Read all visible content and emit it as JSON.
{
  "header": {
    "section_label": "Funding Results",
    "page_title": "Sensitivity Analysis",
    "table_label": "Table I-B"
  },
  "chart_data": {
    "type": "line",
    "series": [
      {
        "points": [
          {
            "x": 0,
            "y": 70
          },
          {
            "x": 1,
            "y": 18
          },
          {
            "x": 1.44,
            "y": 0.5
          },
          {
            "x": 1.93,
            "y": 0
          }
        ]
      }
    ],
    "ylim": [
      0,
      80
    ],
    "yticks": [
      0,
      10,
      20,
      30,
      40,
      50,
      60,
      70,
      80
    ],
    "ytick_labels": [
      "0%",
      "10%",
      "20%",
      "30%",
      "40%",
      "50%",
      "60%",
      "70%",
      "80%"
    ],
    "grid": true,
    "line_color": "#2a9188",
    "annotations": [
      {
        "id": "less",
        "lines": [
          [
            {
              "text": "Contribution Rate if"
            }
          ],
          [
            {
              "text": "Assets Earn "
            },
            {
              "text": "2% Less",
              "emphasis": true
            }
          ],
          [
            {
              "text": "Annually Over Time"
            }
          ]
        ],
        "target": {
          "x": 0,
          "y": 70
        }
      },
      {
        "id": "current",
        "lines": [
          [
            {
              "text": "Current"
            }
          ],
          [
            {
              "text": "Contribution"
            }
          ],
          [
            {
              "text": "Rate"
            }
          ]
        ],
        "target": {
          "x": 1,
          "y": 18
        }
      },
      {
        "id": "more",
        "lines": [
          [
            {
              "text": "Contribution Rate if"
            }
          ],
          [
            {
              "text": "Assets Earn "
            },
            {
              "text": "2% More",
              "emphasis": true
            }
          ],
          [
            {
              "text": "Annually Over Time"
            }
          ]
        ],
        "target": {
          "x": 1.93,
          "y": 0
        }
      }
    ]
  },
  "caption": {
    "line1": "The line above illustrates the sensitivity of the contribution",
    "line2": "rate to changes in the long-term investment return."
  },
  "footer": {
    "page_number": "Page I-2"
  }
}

◇ ◇ ◇ ◇ ◇

#### [The task]
Make an exact copy of every entry.

#### [Task output]
Read all visible content and emit it as JSON.
{
  "header": {
    "section_label": "Funding Results",
    "page_title": "Sensitivity Analysis",
    "table_label": "Table I-B"
  },
  "chart_data": {
    "type": "line",
    "series": [
      {
        "points": [
          {
            "x": 0,
            "y": 70
          },
          {
            "x": 1,
            "y": 18
          },
          {
            "x": 1.44,
            "y": 0.5
          },
          {
            "x": 1.93,
            "y": 0
          }
        ]
      }
    ],
    "ylim": [
      0,
      80
    ],
    "yticks": [
      0,
      10,
      20,
      30,
      40,
      50,
      60,
      70,
      80
    ],
    "ytick_labels": [
      "0%",
      "10%",
      "20%",
      "30%",
      "40%",
      "50%",
      "60%",
      "70%",
      "80%"
    ],
    "grid": true,
    "line_color": "#2a9188",
    "annotations": [
      {
        "id": "less",
        "lines": [
          [
            {
              "text": "Contribution Rate if"
            }
          ],
          [
            {
              "text": "Assets Earn "
            },
            {
              "text": "2% Less",
              "emphasis": true
            }
          ],
          [
            {
              "text": "Annually Over Time"
            }
          ]
        ],
        "target": {
          "x": 0,
          "y": 70
        }
      },
      {
        "id": "current",
        "lines": [
          [
            {
              "text": "Current"
            }
          ],
          [
            {
              "text": "Contribution"
            }
          ],
          [
            {
              "text": "Rate"
            }
          ]
        ],
        "target": {
          "x": 1,
          "y": 18
        }
      },
      {
        "id": "more",
        "lines": [
          [
            {
              "text": "Contribution Rate if"
            }
          ],
          [
            {
              "text": "Assets Earn "
            },
            {
              "text": "2% More",
              "emphasis": true
            }
          ],
          [
            {
              "text": "Annually Over Time"
            }
          ]
        ],
        "target": {
          "x": 1.93,
          "y": 0
        }
      }
    ]
  },
  "caption": {
    "line1": "The line above illustrates the sensitivity of the contribution",
    "line2": "rate to changes in the long-term investment return."
  },
  "footer": {
    "page_number": "Page I-2"
  }
}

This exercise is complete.